··· Record extracts ···
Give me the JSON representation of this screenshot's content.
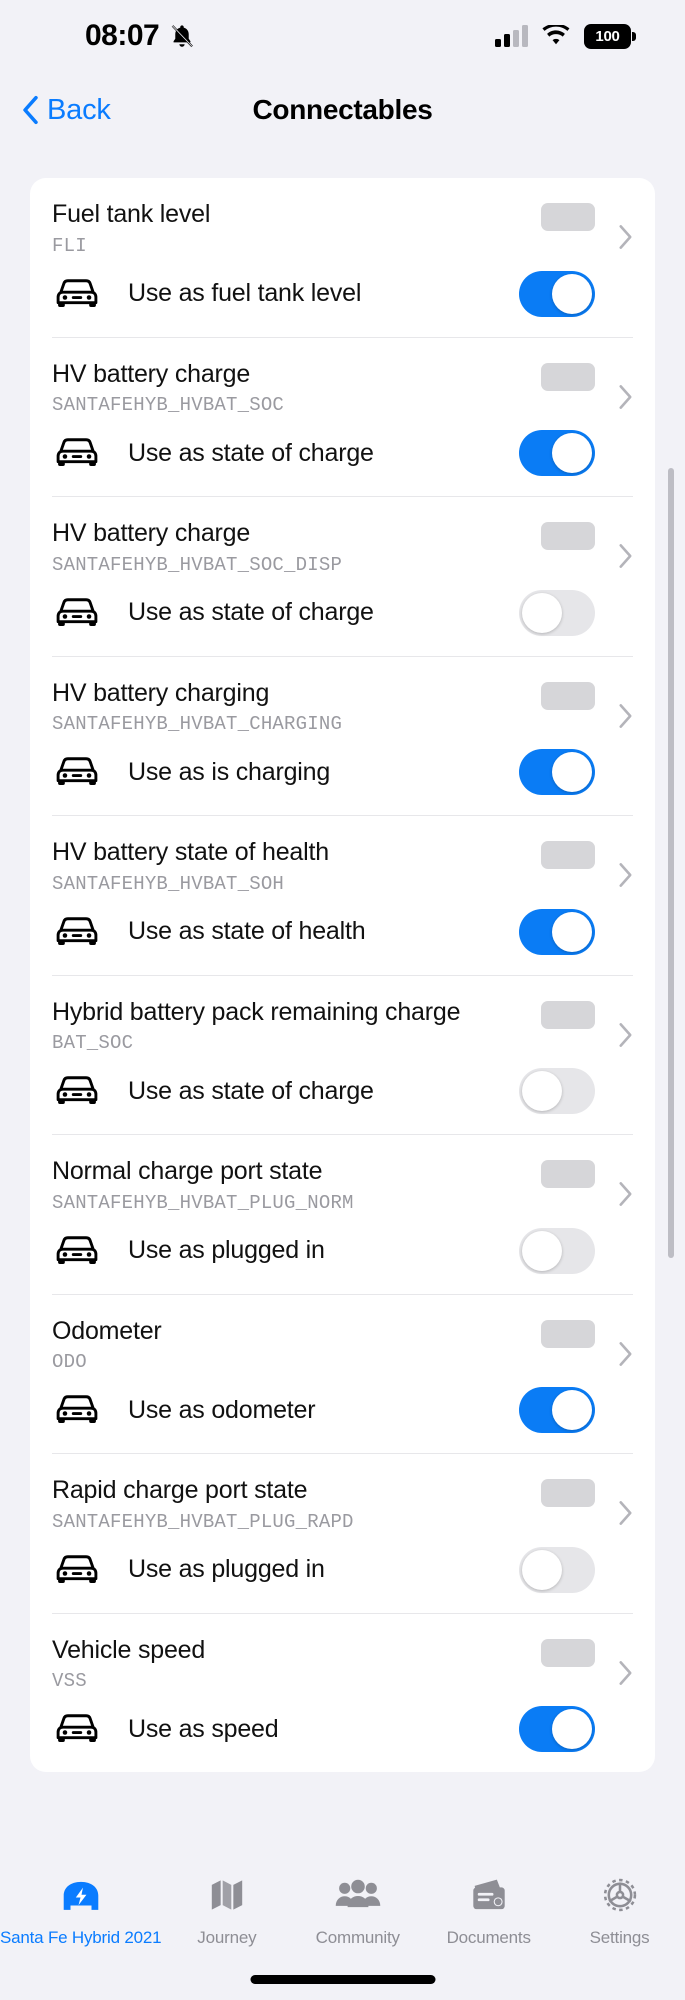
{
  "status_bar": {
    "time": "08:07",
    "bell_icon": "bell-muted-icon",
    "cellular_icon": "cellular-signal-icon",
    "wifi_icon": "wifi-icon",
    "battery_level": "100"
  },
  "nav": {
    "back_label": "Back",
    "back_icon": "chevron-left-icon",
    "title": "Connectables"
  },
  "colors": {
    "accent": "#0a7cff",
    "toggle_on": "#0a7cf5",
    "toggle_off": "#e6e6e9",
    "page_background": "#f2f2f7",
    "card_background": "#ffffff",
    "code_text": "#9a9aa0",
    "skeleton": "#d6d6d9"
  },
  "list": {
    "entries": [
      {
        "title": "Fuel tank level",
        "code": "FLI",
        "row_icon": "car-front-icon",
        "row_label": "Use as fuel tank level",
        "toggle": "on",
        "chevron": "chevron-right-icon"
      },
      {
        "title": "HV battery charge",
        "code": "SANTAFEHYB_HVBAT_SOC",
        "row_icon": "car-front-icon",
        "row_label": "Use as state of charge",
        "toggle": "on",
        "chevron": "chevron-right-icon"
      },
      {
        "title": "HV battery charge",
        "code": "SANTAFEHYB_HVBAT_SOC_DISP",
        "row_icon": "car-front-icon",
        "row_label": "Use as state of charge",
        "toggle": "off",
        "chevron": "chevron-right-icon"
      },
      {
        "title": "HV battery charging",
        "code": "SANTAFEHYB_HVBAT_CHARGING",
        "row_icon": "car-front-icon",
        "row_label": "Use as is charging",
        "toggle": "on",
        "chevron": "chevron-right-icon"
      },
      {
        "title": "HV battery state of health",
        "code": "SANTAFEHYB_HVBAT_SOH",
        "row_icon": "car-front-icon",
        "row_label": "Use as state of health",
        "toggle": "on",
        "chevron": "chevron-right-icon"
      },
      {
        "title": "Hybrid battery pack remaining charge",
        "code": "BAT_SOC",
        "row_icon": "car-front-icon",
        "row_label": "Use as state of charge",
        "toggle": "off",
        "chevron": "chevron-right-icon"
      },
      {
        "title": "Normal charge port state",
        "code": "SANTAFEHYB_HVBAT_PLUG_NORM",
        "row_icon": "car-front-icon",
        "row_label": "Use as plugged in",
        "toggle": "off",
        "chevron": "chevron-right-icon"
      },
      {
        "title": "Odometer",
        "code": "ODO",
        "row_icon": "car-front-icon",
        "row_label": "Use as odometer",
        "toggle": "on",
        "chevron": "chevron-right-icon"
      },
      {
        "title": "Rapid charge port state",
        "code": "SANTAFEHYB_HVBAT_PLUG_RAPD",
        "row_icon": "car-front-icon",
        "row_label": "Use as plugged in",
        "toggle": "off",
        "chevron": "chevron-right-icon"
      },
      {
        "title": "Vehicle speed",
        "code": "VSS",
        "row_icon": "car-front-icon",
        "row_label": "Use as speed",
        "toggle": "on",
        "chevron": "chevron-right-icon"
      }
    ]
  },
  "tab_bar": {
    "tabs": [
      {
        "label": "Santa Fe Hybrid 2021",
        "icon": "car-bolt-icon",
        "active": true
      },
      {
        "label": "Journey",
        "icon": "map-icon",
        "active": false
      },
      {
        "label": "Community",
        "icon": "people-icon",
        "active": false
      },
      {
        "label": "Documents",
        "icon": "documents-icon",
        "active": false
      },
      {
        "label": "Settings",
        "icon": "gear-icon",
        "active": false
      }
    ]
  }
}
···
What the task requires:
Each line in the material either holds the string "health" or does not. State how many do, and nothing else.

Problem solution:
2